-- BEGIN Records supplied --
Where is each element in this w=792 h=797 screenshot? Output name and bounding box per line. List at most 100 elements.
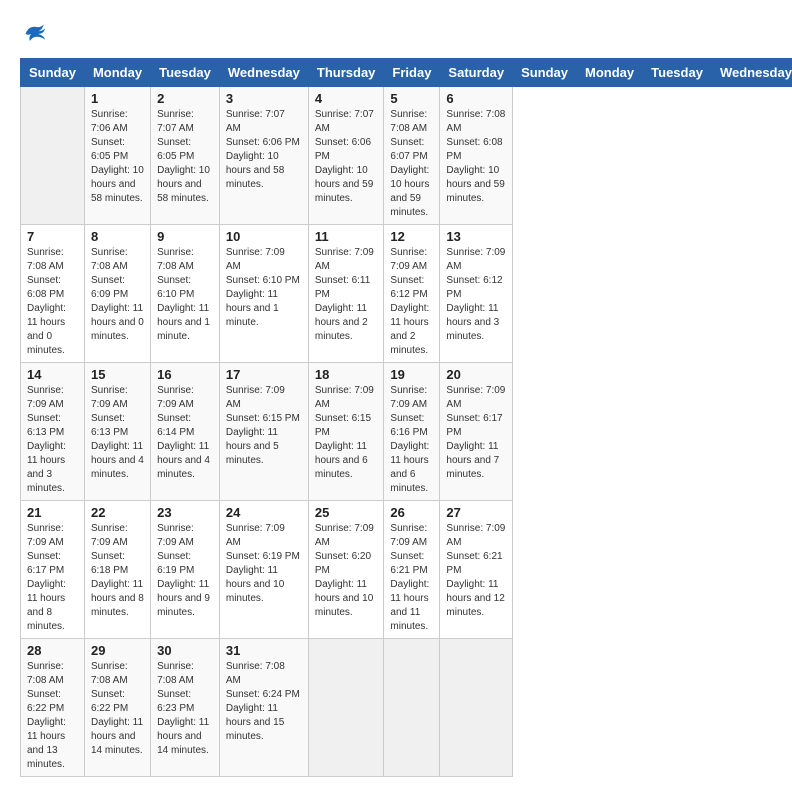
page-header: [20, 20, 772, 48]
calendar-cell: 13 Sunrise: 7:09 AMSunset: 6:12 PMDayligh…: [440, 225, 513, 363]
calendar-week-row: 14 Sunrise: 7:09 AMSunset: 6:13 PMDayligh…: [21, 363, 792, 501]
day-number: 21: [27, 505, 78, 520]
day-info: Sunrise: 7:08 AMSunset: 6:24 PMDaylight:…: [226, 660, 302, 744]
day-info: Sunrise: 7:09 AMSunset: 6:15 PMDaylight:…: [315, 384, 378, 482]
calendar-cell: 29 Sunrise: 7:08 AMSunset: 6:22 PMDayligh…: [84, 639, 150, 777]
day-info: Sunrise: 7:07 AMSunset: 6:05 PMDaylight:…: [157, 108, 213, 206]
day-number: 10: [226, 229, 302, 244]
day-info: Sunrise: 7:08 AMSunset: 6:08 PMDaylight:…: [27, 246, 78, 358]
day-number: 20: [446, 367, 506, 382]
calendar-cell: 20 Sunrise: 7:09 AMSunset: 6:17 PMDayligh…: [440, 363, 513, 501]
logo: [20, 20, 52, 48]
day-number: 27: [446, 505, 506, 520]
day-info: Sunrise: 7:06 AMSunset: 6:05 PMDaylight:…: [91, 108, 144, 206]
day-number: 19: [390, 367, 433, 382]
day-info: Sunrise: 7:08 AMSunset: 6:23 PMDaylight:…: [157, 660, 213, 758]
calendar-cell: [440, 639, 513, 777]
calendar-cell: 3 Sunrise: 7:07 AMSunset: 6:06 PMDaylight…: [219, 87, 308, 225]
day-number: 9: [157, 229, 213, 244]
calendar-cell: 21Sunrise: 7:09 AMSunset: 6:17 PMDayligh…: [21, 501, 85, 639]
calendar-cell: 18 Sunrise: 7:09 AMSunset: 6:15 PMDayligh…: [308, 363, 384, 501]
calendar-cell: 10 Sunrise: 7:09 AMSunset: 6:10 PMDayligh…: [219, 225, 308, 363]
day-number: 12: [390, 229, 433, 244]
day-number: 13: [446, 229, 506, 244]
day-info: Sunrise: 7:08 AMSunset: 6:22 PMDaylight:…: [91, 660, 144, 758]
day-number: 28: [27, 643, 78, 658]
day-info: Sunrise: 7:09 AMSunset: 6:15 PMDaylight:…: [226, 384, 302, 468]
column-header-monday: Monday: [577, 59, 643, 87]
calendar-cell: 7 Sunrise: 7:08 AMSunset: 6:08 PMDaylight…: [21, 225, 85, 363]
calendar-cell: 2 Sunrise: 7:07 AMSunset: 6:05 PMDaylight…: [151, 87, 220, 225]
day-info: Sunrise: 7:09 AMSunset: 6:13 PMDaylight:…: [27, 384, 78, 496]
day-number: 7: [27, 229, 78, 244]
day-number: 1: [91, 91, 144, 106]
calendar-cell: 1 Sunrise: 7:06 AMSunset: 6:05 PMDaylight…: [84, 87, 150, 225]
day-info: Sunrise: 7:09 AMSunset: 6:17 PMDaylight:…: [446, 384, 506, 482]
calendar-week-row: 7 Sunrise: 7:08 AMSunset: 6:08 PMDaylight…: [21, 225, 792, 363]
calendar-cell: 28 Sunrise: 7:08 AMSunset: 6:22 PMDayligh…: [21, 639, 85, 777]
day-number: 31: [226, 643, 302, 658]
day-number: 5: [390, 91, 433, 106]
column-header-sunday: Sunday: [21, 59, 85, 87]
column-header-monday: Monday: [84, 59, 150, 87]
day-info: Sunrise: 7:09 AMSunset: 6:19 PMDaylight:…: [226, 522, 302, 606]
day-info: Sunrise: 7:09 AMSunset: 6:10 PMDaylight:…: [226, 246, 302, 330]
calendar-header-row: SundayMondayTuesdayWednesdayThursdayFrid…: [21, 59, 792, 87]
day-number: 8: [91, 229, 144, 244]
day-info: Sunrise: 7:09 AMSunset: 6:21 PMDaylight:…: [390, 522, 433, 634]
day-number: 23: [157, 505, 213, 520]
calendar-cell: 4Sunrise: 7:07 AMSunset: 6:06 PMDaylight…: [308, 87, 384, 225]
day-info: Sunrise: 7:09 AMSunset: 6:14 PMDaylight:…: [157, 384, 213, 482]
column-header-wednesday: Wednesday: [219, 59, 308, 87]
calendar-cell: 22 Sunrise: 7:09 AMSunset: 6:18 PMDayligh…: [84, 501, 150, 639]
logo-bird-icon: [20, 20, 48, 48]
day-info: Sunrise: 7:09 AMSunset: 6:13 PMDaylight:…: [91, 384, 144, 482]
calendar-table: SundayMondayTuesdayWednesdayThursdayFrid…: [20, 58, 792, 777]
day-info: Sunrise: 7:09 AMSunset: 6:21 PMDaylight:…: [446, 522, 506, 620]
calendar-cell: 6Sunrise: 7:08 AMSunset: 6:08 PMDaylight…: [440, 87, 513, 225]
day-number: 17: [226, 367, 302, 382]
day-info: Sunrise: 7:07 AMSunset: 6:06 PMDaylight:…: [315, 108, 378, 206]
calendar-cell: [308, 639, 384, 777]
day-info: Sunrise: 7:09 AMSunset: 6:18 PMDaylight:…: [91, 522, 144, 620]
column-header-friday: Friday: [384, 59, 440, 87]
day-number: 22: [91, 505, 144, 520]
column-header-thursday: Thursday: [308, 59, 384, 87]
calendar-cell: 23 Sunrise: 7:09 AMSunset: 6:19 PMDayligh…: [151, 501, 220, 639]
column-header-sunday: Sunday: [513, 59, 577, 87]
day-info: Sunrise: 7:08 AMSunset: 6:10 PMDaylight:…: [157, 246, 213, 344]
day-info: Sunrise: 7:09 AMSunset: 6:12 PMDaylight:…: [390, 246, 433, 358]
day-number: 16: [157, 367, 213, 382]
day-number: 2: [157, 91, 213, 106]
calendar-week-row: 21Sunrise: 7:09 AMSunset: 6:17 PMDayligh…: [21, 501, 792, 639]
day-number: 14: [27, 367, 78, 382]
day-info: Sunrise: 7:08 AMSunset: 6:22 PMDaylight:…: [27, 660, 78, 772]
calendar-cell: [384, 639, 440, 777]
calendar-cell: 30Sunrise: 7:08 AMSunset: 6:23 PMDayligh…: [151, 639, 220, 777]
day-info: Sunrise: 7:09 AMSunset: 6:20 PMDaylight:…: [315, 522, 378, 620]
calendar-cell: 25Sunrise: 7:09 AMSunset: 6:20 PMDayligh…: [308, 501, 384, 639]
day-info: Sunrise: 7:09 AMSunset: 6:19 PMDaylight:…: [157, 522, 213, 620]
day-number: 18: [315, 367, 378, 382]
day-number: 29: [91, 643, 144, 658]
calendar-cell: 9 Sunrise: 7:08 AMSunset: 6:10 PMDaylight…: [151, 225, 220, 363]
day-info: Sunrise: 7:07 AMSunset: 6:06 PMDaylight:…: [226, 108, 302, 192]
column-header-saturday: Saturday: [440, 59, 513, 87]
column-header-wednesday: Wednesday: [711, 59, 792, 87]
calendar-cell: 14 Sunrise: 7:09 AMSunset: 6:13 PMDayligh…: [21, 363, 85, 501]
day-number: 6: [446, 91, 506, 106]
calendar-cell: 17 Sunrise: 7:09 AMSunset: 6:15 PMDayligh…: [219, 363, 308, 501]
calendar-cell: 16 Sunrise: 7:09 AMSunset: 6:14 PMDayligh…: [151, 363, 220, 501]
day-info: Sunrise: 7:08 AMSunset: 6:09 PMDaylight:…: [91, 246, 144, 344]
calendar-cell: 5Sunrise: 7:08 AMSunset: 6:07 PMDaylight…: [384, 87, 440, 225]
column-header-tuesday: Tuesday: [151, 59, 220, 87]
calendar-cell: 15Sunrise: 7:09 AMSunset: 6:13 PMDayligh…: [84, 363, 150, 501]
day-info: Sunrise: 7:09 AMSunset: 6:12 PMDaylight:…: [446, 246, 506, 344]
calendar-cell: [21, 87, 85, 225]
day-number: 3: [226, 91, 302, 106]
calendar-cell: 27 Sunrise: 7:09 AMSunset: 6:21 PMDayligh…: [440, 501, 513, 639]
calendar-cell: 31 Sunrise: 7:08 AMSunset: 6:24 PMDayligh…: [219, 639, 308, 777]
calendar-week-row: 1 Sunrise: 7:06 AMSunset: 6:05 PMDaylight…: [21, 87, 792, 225]
calendar-cell: 12 Sunrise: 7:09 AMSunset: 6:12 PMDayligh…: [384, 225, 440, 363]
calendar-cell: 8 Sunrise: 7:08 AMSunset: 6:09 PMDaylight…: [84, 225, 150, 363]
-- END Records supplied --
** Given request **
Extract each line of the data above that contains the string "SundayMondayTuesdayWednesdayThursdayFrid". Case counts.

** Solution to the exercise **
calendar-header-row: SundayMondayTuesdayWednesdayThursdayFrid…: [21, 59, 792, 87]
calendar-table: SundayMondayTuesdayWednesdayThursdayFrid…: [20, 58, 792, 777]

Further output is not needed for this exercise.